═════ Data provided ═════

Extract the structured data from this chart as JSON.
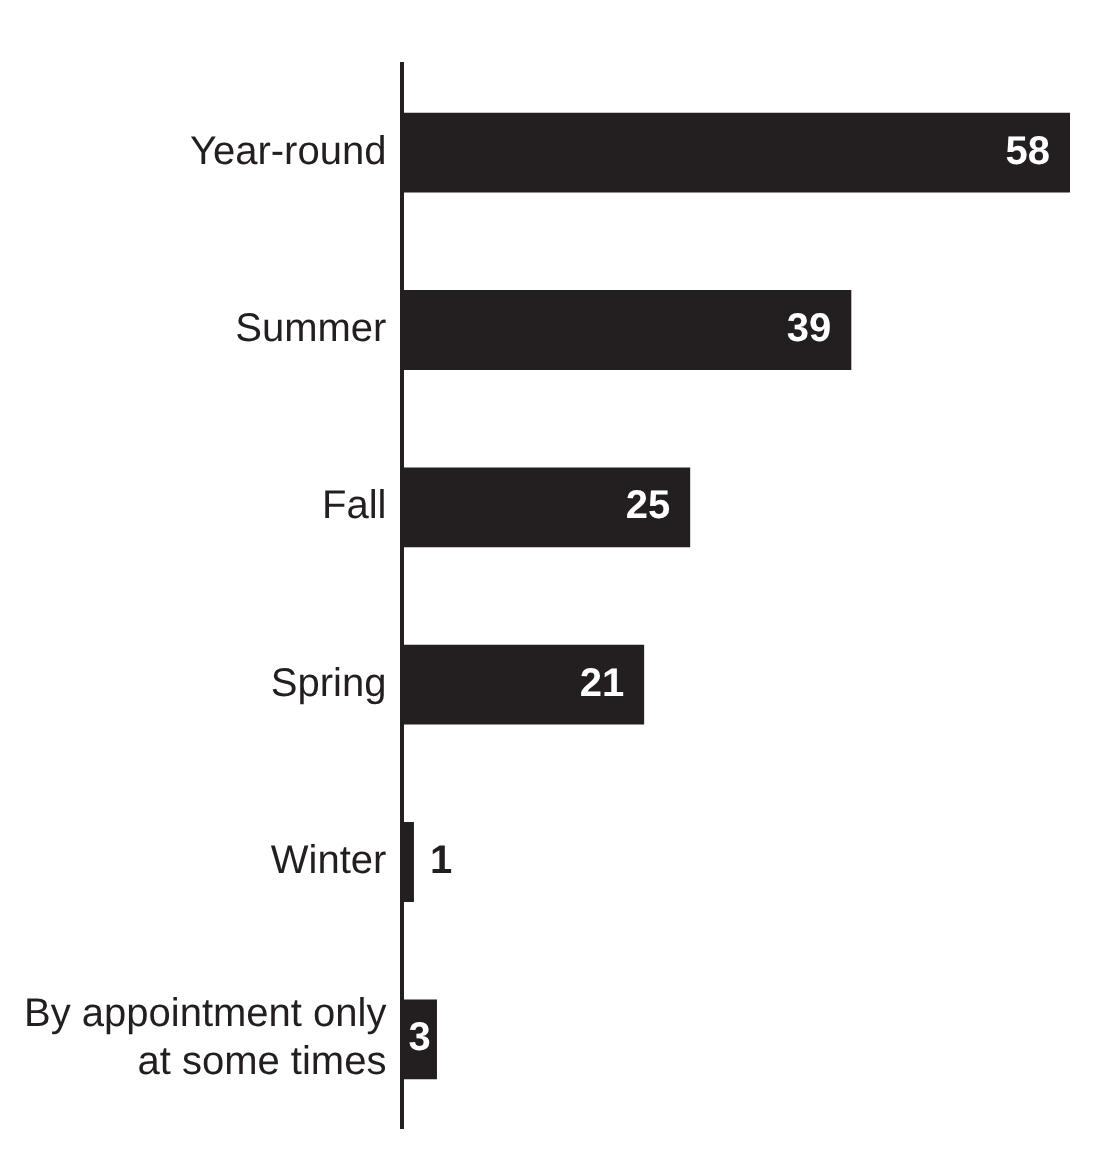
{
  "chart_data": {
    "type": "bar",
    "orientation": "horizontal",
    "categories": [
      "Year-round",
      "Summer",
      "Fall",
      "Spring",
      "Winter",
      "By appointment only at some times"
    ],
    "values": [
      58,
      39,
      25,
      21,
      1,
      3
    ],
    "color": "#231f20",
    "data_labels": true
  }
}
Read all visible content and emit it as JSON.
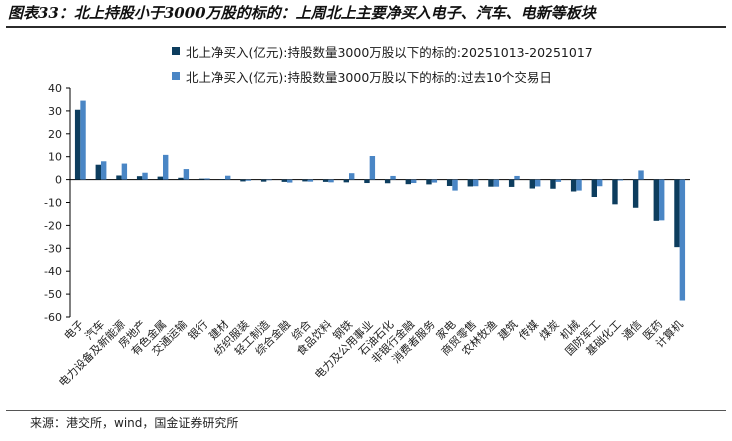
{
  "header": {
    "title": "图表33：北上持股小于3000万股的标的：上周北上主要净买入电子、汽车、电新等板块"
  },
  "footer": {
    "source": "来源：港交所，wind，国金证券研究所"
  },
  "colors": {
    "series1": "#0d3d5e",
    "series2": "#4a86c5"
  },
  "chart_data": {
    "type": "bar",
    "title": "",
    "xlabel": "",
    "ylabel": "",
    "ylim": [
      -60,
      40
    ],
    "yticks": [
      40,
      30,
      20,
      10,
      0,
      -10,
      -20,
      -30,
      -40,
      -50,
      -60
    ],
    "grid": false,
    "legend_position": "top",
    "categories": [
      "电子",
      "汽车",
      "电力设备及新能源",
      "房地产",
      "有色金属",
      "交通运输",
      "银行",
      "建材",
      "纺织服装",
      "轻工制造",
      "综合金融",
      "综合",
      "食品饮料",
      "钢铁",
      "电力及公用事业",
      "石油石化",
      "非银行金融",
      "消费者服务",
      "家电",
      "商贸零售",
      "农林牧渔",
      "建筑",
      "传媒",
      "煤炭",
      "机械",
      "国防军工",
      "基础化工",
      "通信",
      "医药",
      "计算机"
    ],
    "series": [
      {
        "name": "北上净买入(亿元):持股数量3000万股以下的标的:20251013-20251017",
        "values": [
          30.5,
          6.5,
          1.8,
          1.5,
          1.3,
          0.8,
          0.4,
          0.2,
          -0.8,
          -0.9,
          -1.0,
          -0.8,
          -1.0,
          -1.2,
          -1.5,
          -1.6,
          -2.0,
          -2.1,
          -2.8,
          -3.0,
          -3.1,
          -3.2,
          -3.9,
          -4.0,
          -5.2,
          -7.6,
          -10.8,
          -12.3,
          -18.0,
          -29.5
        ]
      },
      {
        "name": "北上净买入(亿元):持股数量3000万股以下的标的:过去10个交易日",
        "values": [
          34.5,
          8.0,
          7.0,
          3.0,
          10.8,
          4.6,
          0.5,
          1.7,
          -0.5,
          -0.3,
          -1.3,
          -0.9,
          -1.2,
          2.8,
          10.3,
          1.6,
          -1.5,
          -1.3,
          -4.8,
          -2.9,
          -3.1,
          1.6,
          -3.0,
          -1.0,
          -4.8,
          -2.9,
          -0.4,
          4.0,
          -17.8,
          -52.8
        ]
      }
    ]
  }
}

═════

● **Instructions for the task**:
Except for the pictures, print the data above exactly.

● **Task result**:
Extract the structured data from this chart as JSON.
{
  "chart_data": {
    "type": "bar",
    "orientation": "horizontal",
    "categories": [
      "Year-round",
      "Summer",
      "Fall",
      "Spring",
      "Winter",
      "By appointment only at some times"
    ],
    "values": [
      58,
      39,
      25,
      21,
      1,
      3
    ],
    "color": "#231f20",
    "data_labels": true
  }
}
Read all visible content and emit it as JSON.
{
  "header": {
    "title": "图表33：北上持股小于3000万股的标的：上周北上主要净买入电子、汽车、电新等板块"
  },
  "footer": {
    "source": "来源：港交所，wind，国金证券研究所"
  },
  "colors": {
    "series1": "#0d3d5e",
    "series2": "#4a86c5"
  },
  "chart_data": {
    "type": "bar",
    "title": "",
    "xlabel": "",
    "ylabel": "",
    "ylim": [
      -60,
      40
    ],
    "yticks": [
      40,
      30,
      20,
      10,
      0,
      -10,
      -20,
      -30,
      -40,
      -50,
      -60
    ],
    "grid": false,
    "legend_position": "top",
    "categories": [
      "电子",
      "汽车",
      "电力设备及新能源",
      "房地产",
      "有色金属",
      "交通运输",
      "银行",
      "建材",
      "纺织服装",
      "轻工制造",
      "综合金融",
      "综合",
      "食品饮料",
      "钢铁",
      "电力及公用事业",
      "石油石化",
      "非银行金融",
      "消费者服务",
      "家电",
      "商贸零售",
      "农林牧渔",
      "建筑",
      "传媒",
      "煤炭",
      "机械",
      "国防军工",
      "基础化工",
      "通信",
      "医药",
      "计算机"
    ],
    "series": [
      {
        "name": "北上净买入(亿元):持股数量3000万股以下的标的:20251013-20251017",
        "values": [
          30.5,
          6.5,
          1.8,
          1.5,
          1.3,
          0.8,
          0.4,
          0.2,
          -0.8,
          -0.9,
          -1.0,
          -0.8,
          -1.0,
          -1.2,
          -1.5,
          -1.6,
          -2.0,
          -2.1,
          -2.8,
          -3.0,
          -3.1,
          -3.2,
          -3.9,
          -4.0,
          -5.2,
          -7.6,
          -10.8,
          -12.3,
          -18.0,
          -29.5
        ]
      },
      {
        "name": "北上净买入(亿元):持股数量3000万股以下的标的:过去10个交易日",
        "values": [
          34.5,
          8.0,
          7.0,
          3.0,
          10.8,
          4.6,
          0.5,
          1.7,
          -0.5,
          -0.3,
          -1.3,
          -0.9,
          -1.2,
          2.8,
          10.3,
          1.6,
          -1.5,
          -1.3,
          -4.8,
          -2.9,
          -3.1,
          1.6,
          -3.0,
          -1.0,
          -4.8,
          -2.9,
          -0.4,
          4.0,
          -17.8,
          -52.8
        ]
      }
    ]
  }
}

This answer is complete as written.